* **Your objective**
Copy all the entries below exactly, but not the pictures.

START

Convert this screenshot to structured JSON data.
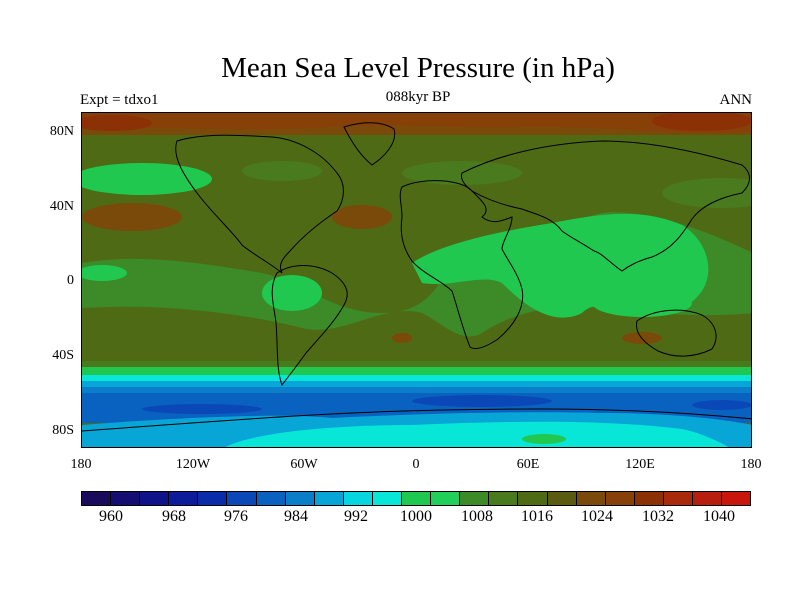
{
  "title": "Mean Sea Level Pressure (in hPa)",
  "experiment_label": "Expt = tdxo1",
  "period_label": "088kyr BP",
  "season_label": "ANN",
  "latitude_labels": [
    "80N",
    "40N",
    "0",
    "40S",
    "80S"
  ],
  "longitude_labels": [
    "180",
    "120W",
    "60W",
    "0",
    "60E",
    "120E",
    "180"
  ],
  "colorbar": {
    "colors": [
      "#1a0a5c",
      "#140e72",
      "#10128a",
      "#0c1c9a",
      "#0a2ca8",
      "#0a48b8",
      "#0a62c0",
      "#0a7ec8",
      "#08a6d6",
      "#06d6e0",
      "#08e6d8",
      "#20c850",
      "#20d05a",
      "#3c8a28",
      "#4a7a1e",
      "#4e6a14",
      "#5a5a10",
      "#7a4a0a",
      "#864008",
      "#8c3006",
      "#a82a0a",
      "#b81e0e",
      "#c8160c"
    ],
    "tick_labels": [
      "960",
      "968",
      "976",
      "984",
      "992",
      "1000",
      "1008",
      "1016",
      "1024",
      "1032",
      "1040"
    ]
  }
}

END

* **Finished task**
Convert this screenshot to structured JSON data.
{
  "title": "Mean Sea Level Pressure (in hPa)",
  "experiment_label": "Expt = tdxo1",
  "period_label": "088kyr BP",
  "season_label": "ANN",
  "latitude_labels": [
    "80N",
    "40N",
    "0",
    "40S",
    "80S"
  ],
  "longitude_labels": [
    "180",
    "120W",
    "60W",
    "0",
    "60E",
    "120E",
    "180"
  ],
  "colorbar": {
    "colors": [
      "#1a0a5c",
      "#140e72",
      "#10128a",
      "#0c1c9a",
      "#0a2ca8",
      "#0a48b8",
      "#0a62c0",
      "#0a7ec8",
      "#08a6d6",
      "#06d6e0",
      "#08e6d8",
      "#20c850",
      "#20d05a",
      "#3c8a28",
      "#4a7a1e",
      "#4e6a14",
      "#5a5a10",
      "#7a4a0a",
      "#864008",
      "#8c3006",
      "#a82a0a",
      "#b81e0e",
      "#c8160c"
    ],
    "tick_labels": [
      "960",
      "968",
      "976",
      "984",
      "992",
      "1000",
      "1008",
      "1016",
      "1024",
      "1032",
      "1040"
    ]
  }
}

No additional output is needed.